## GIVEN TASK
Set down every entry again word for word, please, but skip the pictures.

## GIVEN RECORDS
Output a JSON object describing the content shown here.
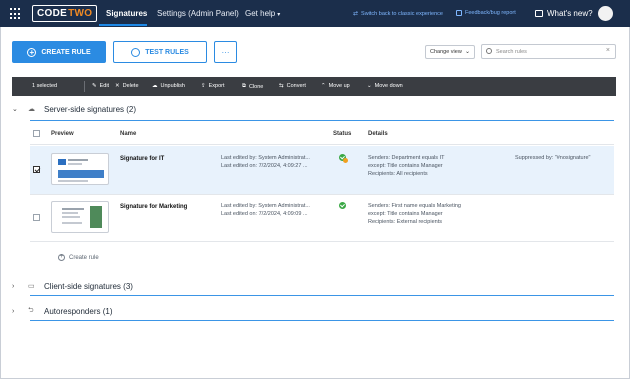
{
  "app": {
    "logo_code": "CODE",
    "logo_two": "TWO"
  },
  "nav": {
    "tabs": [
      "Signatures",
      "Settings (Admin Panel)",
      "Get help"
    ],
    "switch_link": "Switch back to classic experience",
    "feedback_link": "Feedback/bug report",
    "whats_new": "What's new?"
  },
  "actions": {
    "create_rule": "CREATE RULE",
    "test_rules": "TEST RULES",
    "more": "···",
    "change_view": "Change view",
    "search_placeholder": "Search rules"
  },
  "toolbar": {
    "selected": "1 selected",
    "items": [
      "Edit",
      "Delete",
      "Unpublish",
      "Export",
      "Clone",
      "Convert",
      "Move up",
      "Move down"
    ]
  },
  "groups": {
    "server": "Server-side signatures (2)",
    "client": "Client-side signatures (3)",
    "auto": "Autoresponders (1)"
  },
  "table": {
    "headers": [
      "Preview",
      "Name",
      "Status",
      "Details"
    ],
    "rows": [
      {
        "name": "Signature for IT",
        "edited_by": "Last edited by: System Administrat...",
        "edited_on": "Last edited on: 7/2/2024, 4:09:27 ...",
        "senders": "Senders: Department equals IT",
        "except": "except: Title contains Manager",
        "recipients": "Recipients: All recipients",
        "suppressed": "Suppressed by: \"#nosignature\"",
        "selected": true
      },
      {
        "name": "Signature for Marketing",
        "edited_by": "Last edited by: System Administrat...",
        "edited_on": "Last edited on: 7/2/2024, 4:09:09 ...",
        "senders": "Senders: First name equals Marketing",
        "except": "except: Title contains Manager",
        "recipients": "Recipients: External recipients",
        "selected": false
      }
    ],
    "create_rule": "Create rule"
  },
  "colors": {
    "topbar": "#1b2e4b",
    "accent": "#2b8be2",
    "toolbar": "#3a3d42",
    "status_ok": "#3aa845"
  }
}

## TASK RESULT
Output a JSON object describing the content shown here.
{
  "app": {
    "logo_code": "CODE",
    "logo_two": "TWO"
  },
  "nav": {
    "tabs": [
      "Signatures",
      "Settings (Admin Panel)",
      "Get help"
    ],
    "switch_link": "Switch back to classic experience",
    "feedback_link": "Feedback/bug report",
    "whats_new": "What's new?"
  },
  "actions": {
    "create_rule": "CREATE RULE",
    "test_rules": "TEST RULES",
    "more": "···",
    "change_view": "Change view",
    "search_placeholder": "Search rules"
  },
  "toolbar": {
    "selected": "1 selected",
    "items": [
      "Edit",
      "Delete",
      "Unpublish",
      "Export",
      "Clone",
      "Convert",
      "Move up",
      "Move down"
    ]
  },
  "groups": {
    "server": "Server-side signatures (2)",
    "client": "Client-side signatures (3)",
    "auto": "Autoresponders (1)"
  },
  "table": {
    "headers": [
      "Preview",
      "Name",
      "Status",
      "Details"
    ],
    "rows": [
      {
        "name": "Signature for IT",
        "edited_by": "Last edited by: System Administrat...",
        "edited_on": "Last edited on: 7/2/2024, 4:09:27 ...",
        "senders": "Senders: Department equals IT",
        "except": "except: Title contains Manager",
        "recipients": "Recipients: All recipients",
        "suppressed": "Suppressed by: \"#nosignature\"",
        "selected": true
      },
      {
        "name": "Signature for Marketing",
        "edited_by": "Last edited by: System Administrat...",
        "edited_on": "Last edited on: 7/2/2024, 4:09:09 ...",
        "senders": "Senders: First name equals Marketing",
        "except": "except: Title contains Manager",
        "recipients": "Recipients: External recipients",
        "selected": false
      }
    ],
    "create_rule": "Create rule"
  },
  "colors": {
    "topbar": "#1b2e4b",
    "accent": "#2b8be2",
    "toolbar": "#3a3d42",
    "status_ok": "#3aa845"
  }
}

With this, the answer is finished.